GIVEN INFORMATION
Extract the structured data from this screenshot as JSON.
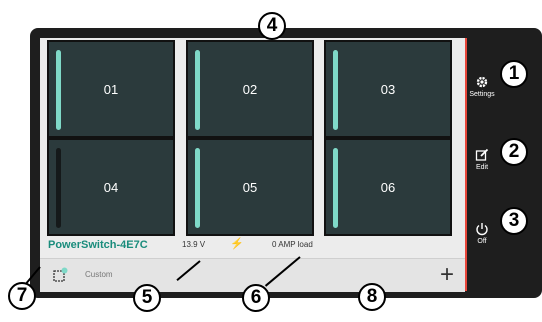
{
  "tiles": [
    {
      "label": "01",
      "on": true
    },
    {
      "label": "02",
      "on": true
    },
    {
      "label": "03",
      "on": true
    },
    {
      "label": "04",
      "on": false
    },
    {
      "label": "05",
      "on": true
    },
    {
      "label": "06",
      "on": true
    }
  ],
  "status": {
    "device_name": "PowerSwitch-4E7C",
    "voltage": "13.9 V",
    "load": "0 AMP load"
  },
  "profile": {
    "label": "Custom"
  },
  "sidebar": {
    "settings_label": "Settings",
    "edit_label": "Edit",
    "off_label": "Off"
  },
  "callouts": [
    "1",
    "2",
    "3",
    "4",
    "5",
    "6",
    "7",
    "8"
  ],
  "colors": {
    "tile_bg": "#2b3a3c",
    "tile_bar_on": "#7fd9c8",
    "accent": "#1a8c7c",
    "edge": "#e8473b"
  }
}
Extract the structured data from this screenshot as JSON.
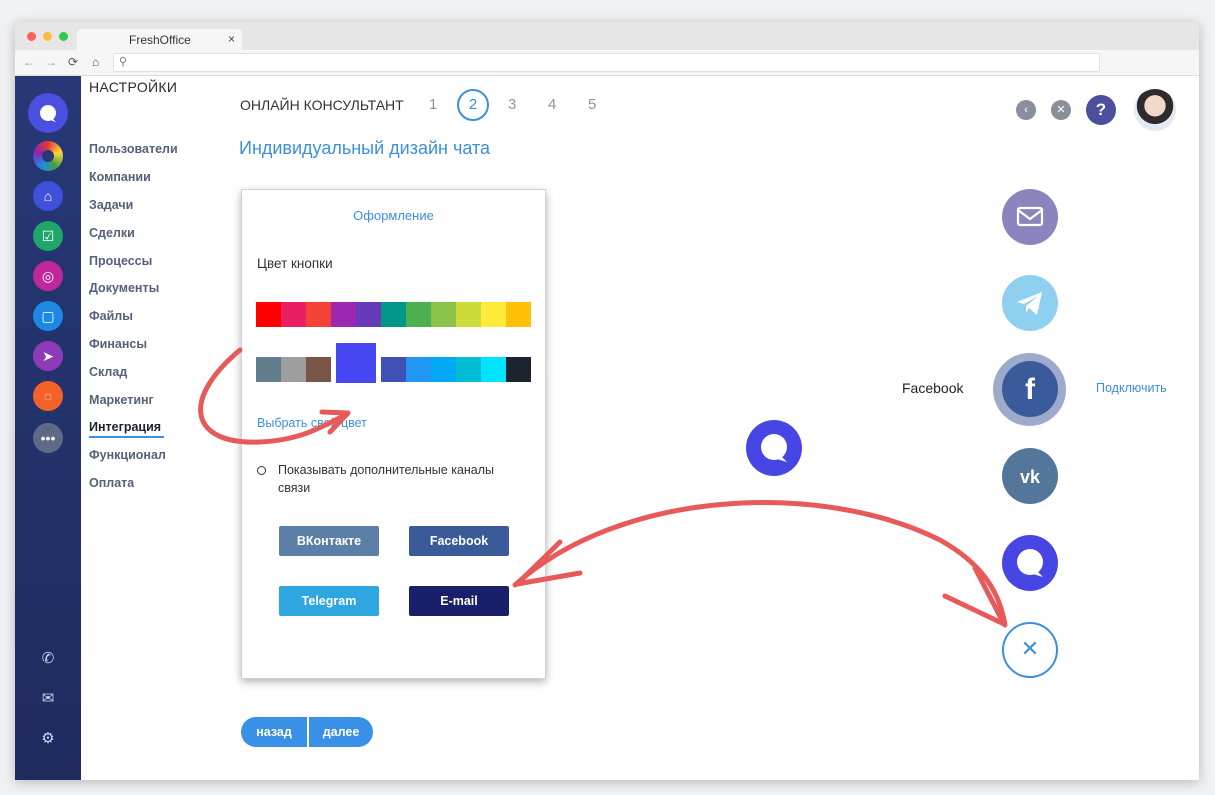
{
  "browser": {
    "tab_title": "FreshOffice",
    "tab_close": "×"
  },
  "settings": {
    "title": "НАСТРОЙКИ",
    "menu": [
      "Пользователи",
      "Компании",
      "Задачи",
      "Сделки",
      "Процессы",
      "Документы",
      "Файлы",
      "Финансы",
      "Склад",
      "Маркетинг",
      "Интеграция",
      "Функционал",
      "Оплата"
    ],
    "active_item": "Интеграция"
  },
  "wizard": {
    "title": "ОНЛАЙН КОНСУЛЬТАНТ",
    "steps": [
      "1",
      "2",
      "3",
      "4",
      "5"
    ],
    "active_step": "2",
    "page_title": "Индивидуальный дизайн чата"
  },
  "panel": {
    "title": "Оформление",
    "color_label": "Цвет кнопки",
    "palette_row1": [
      "#ff0000",
      "#e91e63",
      "#f44336",
      "#9c27b0",
      "#673ab7",
      "#009688",
      "#4caf50",
      "#8bc34a",
      "#cddc39",
      "#ffeb3b",
      "#ffc107"
    ],
    "palette_row2": [
      "#607d8b",
      "#9e9e9e",
      "#795548",
      "#4646f2",
      "#3f51b5",
      "#2196f3",
      "#03a9f4",
      "#00bcd4",
      "#00e5ff",
      "#1c2430"
    ],
    "selected_color": "#4646f2",
    "pick_link": "Выбрать свой цвет",
    "show_channels_label": "Показывать дополнительные каналы связи",
    "channel_buttons": {
      "vk": {
        "label": "ВКонтакте",
        "color": "#5b7fa6"
      },
      "facebook": {
        "label": "Facebook",
        "color": "#3b5a9a"
      },
      "telegram": {
        "label": "Telegram",
        "color": "#2ea6e0"
      },
      "email": {
        "label": "E-mail",
        "color": "#1a1f6b"
      }
    }
  },
  "nav": {
    "back": "назад",
    "next": "далее"
  },
  "preview": {
    "channels": [
      {
        "name": "email",
        "color": "#8a86bd"
      },
      {
        "name": "telegram",
        "color": "#8fd0f0"
      },
      {
        "name": "facebook",
        "color": "#3b5a9a"
      },
      {
        "name": "vk",
        "color": "#54769a"
      },
      {
        "name": "chat",
        "color": "#4746e4"
      }
    ],
    "facebook_label": "Facebook",
    "connect_link": "Подключить"
  },
  "accent": "#3b8fe0"
}
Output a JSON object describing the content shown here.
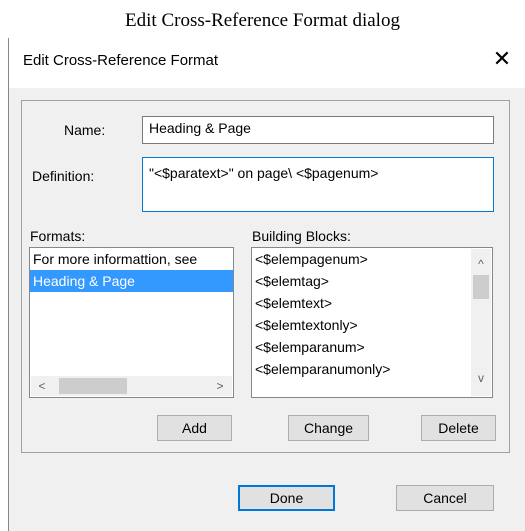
{
  "caption": "Edit Cross-Reference Format dialog",
  "dialog": {
    "title": "Edit Cross-Reference Format",
    "close_glyph": "✕"
  },
  "name": {
    "label": "Name:",
    "value": "Heading & Page"
  },
  "definition": {
    "label": "Definition:",
    "value": "\"<$paratext>\" on page\\ <$pagenum>"
  },
  "formats": {
    "label": "Formats:",
    "items": [
      "For more informattion, see",
      "Heading & Page"
    ],
    "selected_index": 1,
    "scroll_left": "<",
    "scroll_right": ">"
  },
  "building_blocks": {
    "label": "Building Blocks:",
    "items": [
      "<$elempagenum>",
      "<$elemtag>",
      "<$elemtext>",
      "<$elemtextonly>",
      "<$elemparanum>",
      "<$elemparanumonly>"
    ],
    "scroll_up": "^",
    "scroll_down": "v"
  },
  "buttons": {
    "add": "Add",
    "change": "Change",
    "delete": "Delete",
    "done": "Done",
    "cancel": "Cancel"
  }
}
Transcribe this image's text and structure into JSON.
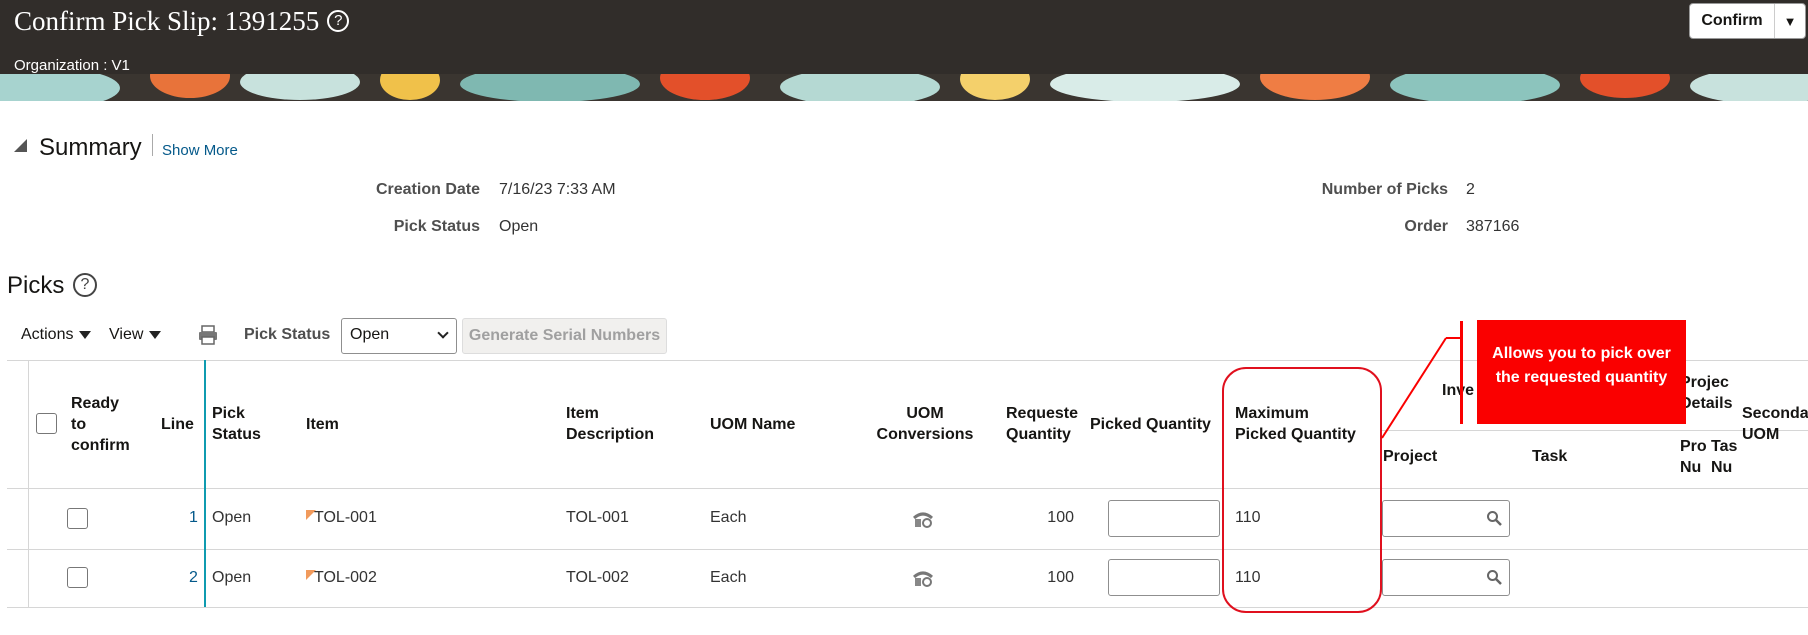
{
  "header": {
    "title": "Confirm Pick Slip: 1391255",
    "help_glyph": "?",
    "organization": "Organization : V1",
    "confirm_label": "Confirm"
  },
  "summary": {
    "title": "Summary",
    "show_more": "Show More",
    "fields": {
      "creation_date_label": "Creation Date",
      "creation_date_value": "7/16/23 7:33 AM",
      "pick_status_label": "Pick Status",
      "pick_status_value": "Open",
      "number_of_picks_label": "Number of Picks",
      "number_of_picks_value": "2",
      "order_label": "Order",
      "order_value": "387166"
    }
  },
  "picks": {
    "title": "Picks",
    "help_glyph": "?",
    "toolbar": {
      "actions_label": "Actions",
      "view_label": "View",
      "pick_status_label": "Pick Status",
      "pick_status_selected": "Open",
      "generate_serial_label": "Generate Serial Numbers"
    },
    "columns": {
      "ready_to_confirm": [
        "Ready",
        "to",
        "confirm"
      ],
      "line": "Line",
      "pick_status": [
        "Pick",
        "Status"
      ],
      "item": "Item",
      "item_description": [
        "Item",
        "Description"
      ],
      "uom_name": "UOM Name",
      "uom_conversions": [
        "UOM",
        "Conversions"
      ],
      "requested_quantity": [
        "Requeste",
        "Quantity"
      ],
      "picked_quantity": "Picked Quantity",
      "maximum_picked_quantity": [
        "Maximum",
        "Picked Quantity"
      ],
      "inventory_group": "Inve",
      "project": "Project",
      "task": "Task",
      "project_details_group": [
        "Projec",
        "Details"
      ],
      "project_number": [
        "Pro",
        "Nu"
      ],
      "task_number": [
        "Tas",
        "Nu"
      ],
      "secondary_uom": [
        "Seconda",
        "UOM"
      ]
    },
    "rows": [
      {
        "line": "1",
        "pick_status": "Open",
        "item": "TOL-001",
        "item_description": "TOL-001",
        "uom_name": "Each",
        "requested_quantity": "100",
        "picked_quantity": "",
        "maximum_picked_quantity": "110"
      },
      {
        "line": "2",
        "pick_status": "Open",
        "item": "TOL-002",
        "item_description": "TOL-002",
        "uom_name": "Each",
        "requested_quantity": "100",
        "picked_quantity": "",
        "maximum_picked_quantity": "110"
      }
    ]
  },
  "annotation": {
    "callout_text": [
      "Allows you to pick over",
      "the requested quantity"
    ],
    "callout_color": "#fa0000"
  },
  "colors": {
    "header_bg": "#312d2a",
    "link": "#04598a",
    "accent_line": "#0f9bb0"
  }
}
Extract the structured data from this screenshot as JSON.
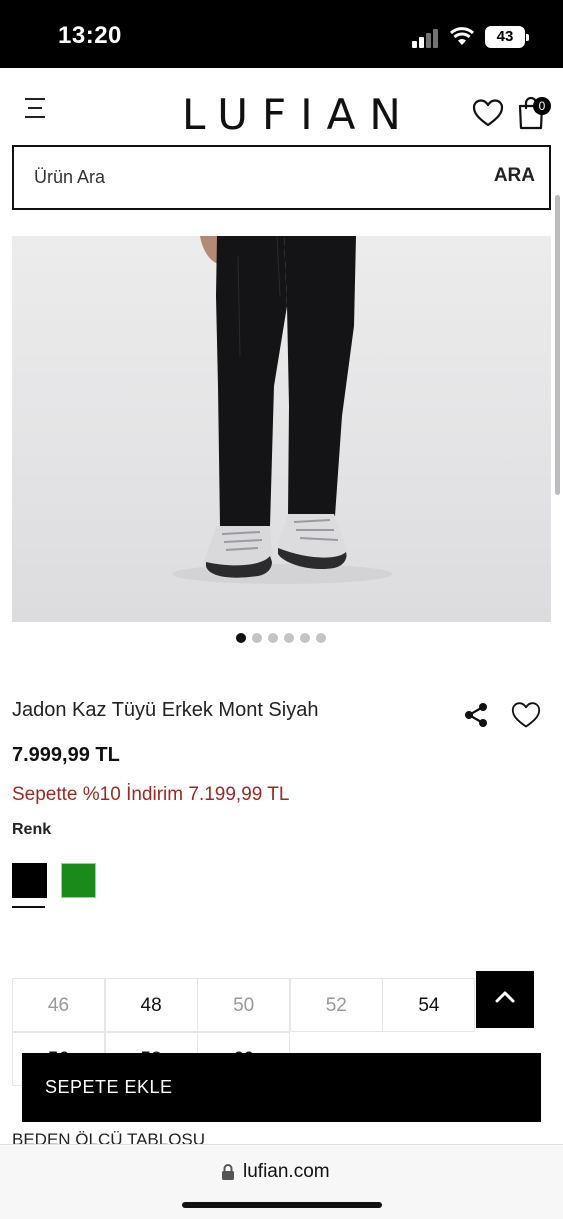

STATED GOAL
Copy every record character for character. Skip the pictures.

WRITTEN SOLUTION
Extract the structured data from this screenshot as JSON.
{
  "tiles": [
    {
      "label": "01",
      "on": true
    },
    {
      "label": "02",
      "on": true
    },
    {
      "label": "03",
      "on": true
    },
    {
      "label": "04",
      "on": false
    },
    {
      "label": "05",
      "on": true
    },
    {
      "label": "06",
      "on": true
    }
  ],
  "status": {
    "device_name": "PowerSwitch-4E7C",
    "voltage": "13.9 V",
    "load": "0 AMP load"
  },
  "profile": {
    "label": "Custom"
  },
  "sidebar": {
    "settings_label": "Settings",
    "edit_label": "Edit",
    "off_label": "Off"
  },
  "callouts": [
    "1",
    "2",
    "3",
    "4",
    "5",
    "6",
    "7",
    "8"
  ],
  "colors": {
    "tile_bg": "#2b3a3c",
    "tile_bar_on": "#7fd9c8",
    "accent": "#1a8c7c",
    "edge": "#e8473b"
  }
}
Extract the structured data from this screenshot as JSON.
{
  "browser": {
    "tab_title": "FreshOffice",
    "tab_close": "×"
  },
  "settings": {
    "title": "НАСТРОЙКИ",
    "menu": [
      "Пользователи",
      "Компании",
      "Задачи",
      "Сделки",
      "Процессы",
      "Документы",
      "Файлы",
      "Финансы",
      "Склад",
      "Маркетинг",
      "Интеграция",
      "Функционал",
      "Оплата"
    ],
    "active_item": "Интеграция"
  },
  "wizard": {
    "title": "ОНЛАЙН КОНСУЛЬТАНТ",
    "steps": [
      "1",
      "2",
      "3",
      "4",
      "5"
    ],
    "active_step": "2",
    "page_title": "Индивидуальный дизайн чата"
  },
  "panel": {
    "title": "Оформление",
    "color_label": "Цвет кнопки",
    "palette_row1": [
      "#ff0000",
      "#e91e63",
      "#f44336",
      "#9c27b0",
      "#673ab7",
      "#009688",
      "#4caf50",
      "#8bc34a",
      "#cddc39",
      "#ffeb3b",
      "#ffc107"
    ],
    "palette_row2": [
      "#607d8b",
      "#9e9e9e",
      "#795548",
      "#4646f2",
      "#3f51b5",
      "#2196f3",
      "#03a9f4",
      "#00bcd4",
      "#00e5ff",
      "#1c2430"
    ],
    "selected_color": "#4646f2",
    "pick_link": "Выбрать свой цвет",
    "show_channels_label": "Показывать дополнительные каналы связи",
    "channel_buttons": {
      "vk": {
        "label": "ВКонтакте",
        "color": "#5b7fa6"
      },
      "facebook": {
        "label": "Facebook",
        "color": "#3b5a9a"
      },
      "telegram": {
        "label": "Telegram",
        "color": "#2ea6e0"
      },
      "email": {
        "label": "E-mail",
        "color": "#1a1f6b"
      }
    }
  },
  "nav": {
    "back": "назад",
    "next": "далее"
  },
  "preview": {
    "channels": [
      {
        "name": "email",
        "color": "#8a86bd"
      },
      {
        "name": "telegram",
        "color": "#8fd0f0"
      },
      {
        "name": "facebook",
        "color": "#3b5a9a"
      },
      {
        "name": "vk",
        "color": "#54769a"
      },
      {
        "name": "chat",
        "color": "#4746e4"
      }
    ],
    "facebook_label": "Facebook",
    "connect_link": "Подключить"
  },
  "accent": "#3b8fe0"
}
Output a JSON object describing the content shown here.
{
  "caption": "Edit Cross-Reference Format dialog",
  "dialog": {
    "title": "Edit Cross-Reference Format",
    "close_glyph": "✕"
  },
  "name": {
    "label": "Name:",
    "value": "Heading & Page"
  },
  "definition": {
    "label": "Definition:",
    "value": "\"<$paratext>\" on page\\ <$pagenum>"
  },
  "formats": {
    "label": "Formats:",
    "items": [
      "For more informattion, see",
      "Heading & Page"
    ],
    "selected_index": 1,
    "scroll_left": "<",
    "scroll_right": ">"
  },
  "building_blocks": {
    "label": "Building Blocks:",
    "items": [
      "<$elempagenum>",
      "<$elemtag>",
      "<$elemtext>",
      "<$elemtextonly>",
      "<$elemparanum>",
      "<$elemparanumonly>"
    ],
    "scroll_up": "^",
    "scroll_down": "v"
  },
  "buttons": {
    "add": "Add",
    "change": "Change",
    "delete": "Delete",
    "done": "Done",
    "cancel": "Cancel"
  }
}
Transcribe this image's text and structure into JSON.
{
  "header": {
    "title": "Confirm Pick Slip: 1391255",
    "help_glyph": "?",
    "organization": "Organization : V1",
    "confirm_label": "Confirm"
  },
  "summary": {
    "title": "Summary",
    "show_more": "Show More",
    "fields": {
      "creation_date_label": "Creation Date",
      "creation_date_value": "7/16/23 7:33 AM",
      "pick_status_label": "Pick Status",
      "pick_status_value": "Open",
      "number_of_picks_label": "Number of Picks",
      "number_of_picks_value": "2",
      "order_label": "Order",
      "order_value": "387166"
    }
  },
  "picks": {
    "title": "Picks",
    "help_glyph": "?",
    "toolbar": {
      "actions_label": "Actions",
      "view_label": "View",
      "pick_status_label": "Pick Status",
      "pick_status_selected": "Open",
      "generate_serial_label": "Generate Serial Numbers"
    },
    "columns": {
      "ready_to_confirm": [
        "Ready",
        "to",
        "confirm"
      ],
      "line": "Line",
      "pick_status": [
        "Pick",
        "Status"
      ],
      "item": "Item",
      "item_description": [
        "Item",
        "Description"
      ],
      "uom_name": "UOM Name",
      "uom_conversions": [
        "UOM",
        "Conversions"
      ],
      "requested_quantity": [
        "Requeste",
        "Quantity"
      ],
      "picked_quantity": "Picked Quantity",
      "maximum_picked_quantity": [
        "Maximum",
        "Picked Quantity"
      ],
      "inventory_group": "Inve",
      "project": "Project",
      "task": "Task",
      "project_details_group": [
        "Projec",
        "Details"
      ],
      "project_number": [
        "Pro",
        "Nu"
      ],
      "task_number": [
        "Tas",
        "Nu"
      ],
      "secondary_uom": [
        "Seconda",
        "UOM"
      ]
    },
    "rows": [
      {
        "line": "1",
        "pick_status": "Open",
        "item": "TOL-001",
        "item_description": "TOL-001",
        "uom_name": "Each",
        "requested_quantity": "100",
        "picked_quantity": "",
        "maximum_picked_quantity": "110"
      },
      {
        "line": "2",
        "pick_status": "Open",
        "item": "TOL-002",
        "item_description": "TOL-002",
        "uom_name": "Each",
        "requested_quantity": "100",
        "picked_quantity": "",
        "maximum_picked_quantity": "110"
      }
    ]
  },
  "annotation": {
    "callout_text": [
      "Allows you to pick over",
      "the requested quantity"
    ],
    "callout_color": "#fa0000"
  },
  "colors": {
    "header_bg": "#312d2a",
    "link": "#04598a",
    "accent_line": "#0f9bb0"
  }
}
Extract the structured data from this screenshot as JSON.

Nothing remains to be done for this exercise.